▶ [Written task] Each entry needs to be restated exactly as written.

▶ [Dataset]
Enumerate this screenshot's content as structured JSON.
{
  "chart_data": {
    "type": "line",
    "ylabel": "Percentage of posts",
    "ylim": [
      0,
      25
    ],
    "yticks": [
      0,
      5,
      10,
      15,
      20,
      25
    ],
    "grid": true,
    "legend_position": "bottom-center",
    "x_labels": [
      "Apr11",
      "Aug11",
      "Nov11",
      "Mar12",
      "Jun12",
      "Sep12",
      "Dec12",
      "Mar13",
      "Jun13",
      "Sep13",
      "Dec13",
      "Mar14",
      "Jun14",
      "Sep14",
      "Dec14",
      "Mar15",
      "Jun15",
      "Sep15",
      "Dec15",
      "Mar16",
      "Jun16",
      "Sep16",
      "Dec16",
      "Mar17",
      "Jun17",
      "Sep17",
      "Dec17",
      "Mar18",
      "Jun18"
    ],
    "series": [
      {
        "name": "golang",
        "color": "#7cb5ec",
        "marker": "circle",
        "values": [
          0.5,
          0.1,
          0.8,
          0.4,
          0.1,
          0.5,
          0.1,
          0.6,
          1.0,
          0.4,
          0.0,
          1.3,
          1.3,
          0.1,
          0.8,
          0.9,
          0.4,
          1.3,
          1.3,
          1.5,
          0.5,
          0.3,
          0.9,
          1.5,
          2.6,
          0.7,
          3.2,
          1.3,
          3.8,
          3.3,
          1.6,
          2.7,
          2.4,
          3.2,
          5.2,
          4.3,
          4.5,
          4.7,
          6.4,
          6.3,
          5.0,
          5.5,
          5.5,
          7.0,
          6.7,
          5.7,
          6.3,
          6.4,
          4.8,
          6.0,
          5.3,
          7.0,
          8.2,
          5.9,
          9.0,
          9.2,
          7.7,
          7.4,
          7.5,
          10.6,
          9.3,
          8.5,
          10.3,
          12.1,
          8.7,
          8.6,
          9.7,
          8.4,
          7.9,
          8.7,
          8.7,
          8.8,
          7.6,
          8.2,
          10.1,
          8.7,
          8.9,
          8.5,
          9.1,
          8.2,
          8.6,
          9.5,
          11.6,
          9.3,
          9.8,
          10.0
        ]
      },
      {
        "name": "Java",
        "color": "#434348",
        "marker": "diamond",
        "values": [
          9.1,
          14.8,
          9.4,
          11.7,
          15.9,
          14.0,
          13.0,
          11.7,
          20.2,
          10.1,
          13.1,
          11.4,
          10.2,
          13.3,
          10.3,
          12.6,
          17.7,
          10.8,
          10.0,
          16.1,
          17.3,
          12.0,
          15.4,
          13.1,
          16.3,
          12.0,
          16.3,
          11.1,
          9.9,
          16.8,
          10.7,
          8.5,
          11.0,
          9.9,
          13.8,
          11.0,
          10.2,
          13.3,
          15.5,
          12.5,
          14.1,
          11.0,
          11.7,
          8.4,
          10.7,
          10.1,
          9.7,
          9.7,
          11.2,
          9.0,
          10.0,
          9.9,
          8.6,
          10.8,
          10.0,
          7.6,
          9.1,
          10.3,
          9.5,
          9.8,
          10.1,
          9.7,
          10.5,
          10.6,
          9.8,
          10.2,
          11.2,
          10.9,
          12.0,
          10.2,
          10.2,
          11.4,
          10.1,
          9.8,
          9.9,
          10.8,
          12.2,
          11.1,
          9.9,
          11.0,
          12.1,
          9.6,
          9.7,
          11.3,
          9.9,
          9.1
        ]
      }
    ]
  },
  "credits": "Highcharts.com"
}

▶ [Correct output]
Enumerate this screenshot's content as structured JSON.
{
  "chart_data": {
    "type": "line",
    "ylabel": "Percentage of posts",
    "ylim": [
      0,
      25
    ],
    "yticks": [
      0,
      5,
      10,
      15,
      20,
      25
    ],
    "grid": true,
    "legend_position": "bottom-center",
    "x_labels": [
      "Apr11",
      "Aug11",
      "Nov11",
      "Mar12",
      "Jun12",
      "Sep12",
      "Dec12",
      "Mar13",
      "Jun13",
      "Sep13",
      "Dec13",
      "Mar14",
      "Jun14",
      "Sep14",
      "Dec14",
      "Mar15",
      "Jun15",
      "Sep15",
      "Dec15",
      "Mar16",
      "Jun16",
      "Sep16",
      "Dec16",
      "Mar17",
      "Jun17",
      "Sep17",
      "Dec17",
      "Mar18",
      "Jun18"
    ],
    "series": [
      {
        "name": "golang",
        "color": "#7cb5ec",
        "marker": "circle",
        "values": [
          0.5,
          0.1,
          0.8,
          0.4,
          0.1,
          0.5,
          0.1,
          0.6,
          1.0,
          0.4,
          0.0,
          1.3,
          1.3,
          0.1,
          0.8,
          0.9,
          0.4,
          1.3,
          1.3,
          1.5,
          0.5,
          0.3,
          0.9,
          1.5,
          2.6,
          0.7,
          3.2,
          1.3,
          3.8,
          3.3,
          1.6,
          2.7,
          2.4,
          3.2,
          5.2,
          4.3,
          4.5,
          4.7,
          6.4,
          6.3,
          5.0,
          5.5,
          5.5,
          7.0,
          6.7,
          5.7,
          6.3,
          6.4,
          4.8,
          6.0,
          5.3,
          7.0,
          8.2,
          5.9,
          9.0,
          9.2,
          7.7,
          7.4,
          7.5,
          10.6,
          9.3,
          8.5,
          10.3,
          12.1,
          8.7,
          8.6,
          9.7,
          8.4,
          7.9,
          8.7,
          8.7,
          8.8,
          7.6,
          8.2,
          10.1,
          8.7,
          8.9,
          8.5,
          9.1,
          8.2,
          8.6,
          9.5,
          11.6,
          9.3,
          9.8,
          10.0
        ]
      },
      {
        "name": "Java",
        "color": "#434348",
        "marker": "diamond",
        "values": [
          9.1,
          14.8,
          9.4,
          11.7,
          15.9,
          14.0,
          13.0,
          11.7,
          20.2,
          10.1,
          13.1,
          11.4,
          10.2,
          13.3,
          10.3,
          12.6,
          17.7,
          10.8,
          10.0,
          16.1,
          17.3,
          12.0,
          15.4,
          13.1,
          16.3,
          12.0,
          16.3,
          11.1,
          9.9,
          16.8,
          10.7,
          8.5,
          11.0,
          9.9,
          13.8,
          11.0,
          10.2,
          13.3,
          15.5,
          12.5,
          14.1,
          11.0,
          11.7,
          8.4,
          10.7,
          10.1,
          9.7,
          9.7,
          11.2,
          9.0,
          10.0,
          9.9,
          8.6,
          10.8,
          10.0,
          7.6,
          9.1,
          10.3,
          9.5,
          9.8,
          10.1,
          9.7,
          10.5,
          10.6,
          9.8,
          10.2,
          11.2,
          10.9,
          12.0,
          10.2,
          10.2,
          11.4,
          10.1,
          9.8,
          9.9,
          10.8,
          12.2,
          11.1,
          9.9,
          11.0,
          12.1,
          9.6,
          9.7,
          11.3,
          9.9,
          9.1
        ]
      }
    ]
  },
  "credits": "Highcharts.com"
}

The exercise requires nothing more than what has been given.